*** Source data

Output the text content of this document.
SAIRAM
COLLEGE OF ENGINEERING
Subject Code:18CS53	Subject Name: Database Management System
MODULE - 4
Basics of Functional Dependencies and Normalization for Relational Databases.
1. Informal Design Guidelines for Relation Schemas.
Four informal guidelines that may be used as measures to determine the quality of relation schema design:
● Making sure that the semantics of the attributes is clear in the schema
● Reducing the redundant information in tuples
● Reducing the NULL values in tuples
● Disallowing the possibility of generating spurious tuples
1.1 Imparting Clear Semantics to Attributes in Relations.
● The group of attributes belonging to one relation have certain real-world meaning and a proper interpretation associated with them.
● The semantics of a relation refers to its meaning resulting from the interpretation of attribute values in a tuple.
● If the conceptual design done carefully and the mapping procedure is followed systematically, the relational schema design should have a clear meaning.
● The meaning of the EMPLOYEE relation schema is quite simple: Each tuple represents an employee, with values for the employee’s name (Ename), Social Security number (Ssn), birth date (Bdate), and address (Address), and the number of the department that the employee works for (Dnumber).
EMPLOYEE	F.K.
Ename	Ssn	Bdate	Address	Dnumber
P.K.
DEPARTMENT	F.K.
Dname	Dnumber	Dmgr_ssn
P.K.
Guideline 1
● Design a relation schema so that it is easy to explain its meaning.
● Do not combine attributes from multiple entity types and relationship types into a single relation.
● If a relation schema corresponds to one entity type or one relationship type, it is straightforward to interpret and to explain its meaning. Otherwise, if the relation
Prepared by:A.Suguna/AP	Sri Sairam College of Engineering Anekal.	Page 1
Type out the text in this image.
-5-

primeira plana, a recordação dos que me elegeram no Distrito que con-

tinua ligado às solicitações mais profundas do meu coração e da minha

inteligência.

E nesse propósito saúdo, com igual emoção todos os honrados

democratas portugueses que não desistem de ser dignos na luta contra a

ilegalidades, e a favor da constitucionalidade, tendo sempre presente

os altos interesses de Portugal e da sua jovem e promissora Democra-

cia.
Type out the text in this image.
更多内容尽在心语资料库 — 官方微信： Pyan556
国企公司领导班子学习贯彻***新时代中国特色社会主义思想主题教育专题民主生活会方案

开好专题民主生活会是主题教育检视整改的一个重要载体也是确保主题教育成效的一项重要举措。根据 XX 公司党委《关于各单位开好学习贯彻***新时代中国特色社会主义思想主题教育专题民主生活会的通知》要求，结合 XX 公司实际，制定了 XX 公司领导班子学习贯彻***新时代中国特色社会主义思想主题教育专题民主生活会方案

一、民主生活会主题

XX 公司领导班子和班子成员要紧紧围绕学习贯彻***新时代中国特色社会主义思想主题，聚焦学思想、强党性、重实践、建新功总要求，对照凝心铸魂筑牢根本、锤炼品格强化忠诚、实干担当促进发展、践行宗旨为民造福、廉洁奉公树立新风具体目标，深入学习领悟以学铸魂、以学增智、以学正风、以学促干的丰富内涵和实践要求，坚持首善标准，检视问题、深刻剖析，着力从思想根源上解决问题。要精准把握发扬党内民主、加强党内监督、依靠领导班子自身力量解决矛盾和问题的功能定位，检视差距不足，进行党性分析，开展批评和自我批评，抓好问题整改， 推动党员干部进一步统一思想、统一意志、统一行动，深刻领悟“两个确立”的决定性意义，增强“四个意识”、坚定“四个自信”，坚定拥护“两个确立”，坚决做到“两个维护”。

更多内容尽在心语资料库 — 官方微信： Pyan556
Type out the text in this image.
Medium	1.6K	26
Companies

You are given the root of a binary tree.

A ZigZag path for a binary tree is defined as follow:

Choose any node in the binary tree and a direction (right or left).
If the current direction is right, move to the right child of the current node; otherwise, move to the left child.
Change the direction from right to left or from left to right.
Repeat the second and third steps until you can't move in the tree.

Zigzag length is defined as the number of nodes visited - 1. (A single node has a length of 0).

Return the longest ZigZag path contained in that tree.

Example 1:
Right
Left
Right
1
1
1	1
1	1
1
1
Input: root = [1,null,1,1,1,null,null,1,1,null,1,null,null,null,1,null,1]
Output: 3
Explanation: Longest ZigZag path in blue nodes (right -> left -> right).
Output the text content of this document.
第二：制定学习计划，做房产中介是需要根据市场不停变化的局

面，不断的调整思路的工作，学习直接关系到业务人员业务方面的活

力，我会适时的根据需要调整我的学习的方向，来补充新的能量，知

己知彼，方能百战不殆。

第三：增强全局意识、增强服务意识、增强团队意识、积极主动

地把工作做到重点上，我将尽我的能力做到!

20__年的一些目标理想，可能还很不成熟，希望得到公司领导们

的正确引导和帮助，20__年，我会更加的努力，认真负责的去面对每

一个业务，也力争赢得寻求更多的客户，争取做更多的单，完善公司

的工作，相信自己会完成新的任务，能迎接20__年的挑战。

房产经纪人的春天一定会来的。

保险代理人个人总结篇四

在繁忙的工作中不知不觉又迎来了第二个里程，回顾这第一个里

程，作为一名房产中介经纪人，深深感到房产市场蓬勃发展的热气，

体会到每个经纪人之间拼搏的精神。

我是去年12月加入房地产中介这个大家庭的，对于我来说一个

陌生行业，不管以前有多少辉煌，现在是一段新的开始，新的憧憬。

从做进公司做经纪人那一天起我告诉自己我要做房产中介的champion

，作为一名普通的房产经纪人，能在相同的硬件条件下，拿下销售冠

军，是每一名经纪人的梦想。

******

● Task statement: Write out every record shown above, word for word.

● Output for this exercise:
Output the text content of this document.
SAIRAM
COLLEGE OF ENGINEERING
Subject Code:18CS53	Subject Name: Database Management System
MODULE - 4
Basics of Functional Dependencies and Normalization for Relational Databases.
1. Informal Design Guidelines for Relation Schemas.
Four informal guidelines that may be used as measures to determine the quality of relation schema design:
● Making sure that the semantics of the attributes is clear in the schema
● Reducing the redundant information in tuples
● Reducing the NULL values in tuples
● Disallowing the possibility of generating spurious tuples
1.1 Imparting Clear Semantics to Attributes in Relations.
● The group of attributes belonging to one relation have certain real-world meaning and a proper interpretation associated with them.
● The semantics of a relation refers to its meaning resulting from the interpretation of attribute values in a tuple.
● If the conceptual design done carefully and the mapping procedure is followed systematically, the relational schema design should have a clear meaning.
● The meaning of the EMPLOYEE relation schema is quite simple: Each tuple represents an employee, with values for the employee’s name (Ename), Social Security number (Ssn), birth date (Bdate), and address (Address), and the number of the department that the employee works for (Dnumber).
EMPLOYEE	F.K.
Ename	Ssn	Bdate	Address	Dnumber
P.K.
DEPARTMENT	F.K.
Dname	Dnumber	Dmgr_ssn
P.K.
Guideline 1
● Design a relation schema so that it is easy to explain its meaning.
● Do not combine attributes from multiple entity types and relationship types into a single relation.
● If a relation schema corresponds to one entity type or one relationship type, it is straightforward to interpret and to explain its meaning. Otherwise, if the relation
Prepared by:A.Suguna/AP	Sri Sairam College of Engineering Anekal.	Page 1
Type out the text in this image.
-5-

primeira plana, a recordação dos que me elegeram no Distrito que con-

tinua ligado às solicitações mais profundas do meu coração e da minha

inteligência.

E nesse propósito saúdo, com igual emoção todos os honrados

democratas portugueses que não desistem de ser dignos na luta contra a

ilegalidades, e a favor da constitucionalidade, tendo sempre presente

os altos interesses de Portugal e da sua jovem e promissora Democra-

cia.
Type out the text in this image.
更多内容尽在心语资料库 — 官方微信： Pyan556
国企公司领导班子学习贯彻***新时代中国特色社会主义思想主题教育专题民主生活会方案

开好专题民主生活会是主题教育检视整改的一个重要载体也是确保主题教育成效的一项重要举措。根据 XX 公司党委《关于各单位开好学习贯彻***新时代中国特色社会主义思想主题教育专题民主生活会的通知》要求，结合 XX 公司实际，制定了 XX 公司领导班子学习贯彻***新时代中国特色社会主义思想主题教育专题民主生活会方案

一、民主生活会主题

XX 公司领导班子和班子成员要紧紧围绕学习贯彻***新时代中国特色社会主义思想主题，聚焦学思想、强党性、重实践、建新功总要求，对照凝心铸魂筑牢根本、锤炼品格强化忠诚、实干担当促进发展、践行宗旨为民造福、廉洁奉公树立新风具体目标，深入学习领悟以学铸魂、以学增智、以学正风、以学促干的丰富内涵和实践要求，坚持首善标准，检视问题、深刻剖析，着力从思想根源上解决问题。要精准把握发扬党内民主、加强党内监督、依靠领导班子自身力量解决矛盾和问题的功能定位，检视差距不足，进行党性分析，开展批评和自我批评，抓好问题整改， 推动党员干部进一步统一思想、统一意志、统一行动，深刻领悟“两个确立”的决定性意义，增强“四个意识”、坚定“四个自信”，坚定拥护“两个确立”，坚决做到“两个维护”。

更多内容尽在心语资料库 — 官方微信： Pyan556
Type out the text in this image.
Medium	1.6K	26
Companies

You are given the root of a binary tree.

A ZigZag path for a binary tree is defined as follow:

Choose any node in the binary tree and a direction (right or left).
If the current direction is right, move to the right child of the current node; otherwise, move to the left child.
Change the direction from right to left or from left to right.
Repeat the second and third steps until you can't move in the tree.

Zigzag length is defined as the number of nodes visited - 1. (A single node has a length of 0).

Return the longest ZigZag path contained in that tree.

Example 1:
Right
Left
Right
1
1
1	1
1	1
1
1
Input: root = [1,null,1,1,1,null,null,1,1,null,1,null,null,null,1,null,1]
Output: 3
Explanation: Longest ZigZag path in blue nodes (right -> left -> right).
Output the text content of this document.
第二：制定学习计划，做房产中介是需要根据市场不停变化的局

面，不断的调整思路的工作，学习直接关系到业务人员业务方面的活

力，我会适时的根据需要调整我的学习的方向，来补充新的能量，知

己知彼，方能百战不殆。

第三：增强全局意识、增强服务意识、增强团队意识、积极主动

地把工作做到重点上，我将尽我的能力做到!

20__年的一些目标理想，可能还很不成熟，希望得到公司领导们

的正确引导和帮助，20__年，我会更加的努力，认真负责的去面对每

一个业务，也力争赢得寻求更多的客户，争取做更多的单，完善公司

的工作，相信自己会完成新的任务，能迎接20__年的挑战。

房产经纪人的春天一定会来的。

保险代理人个人总结篇四

在繁忙的工作中不知不觉又迎来了第二个里程，回顾这第一个里

程，作为一名房产中介经纪人，深深感到房产市场蓬勃发展的热气，

体会到每个经纪人之间拼搏的精神。

我是去年12月加入房地产中介这个大家庭的，对于我来说一个

陌生行业，不管以前有多少辉煌，现在是一段新的开始，新的憧憬。

从做进公司做经纪人那一天起我告诉自己我要做房产中介的champion

，作为一名普通的房产经纪人，能在相同的硬件条件下，拿下销售冠

军，是每一名经纪人的梦想。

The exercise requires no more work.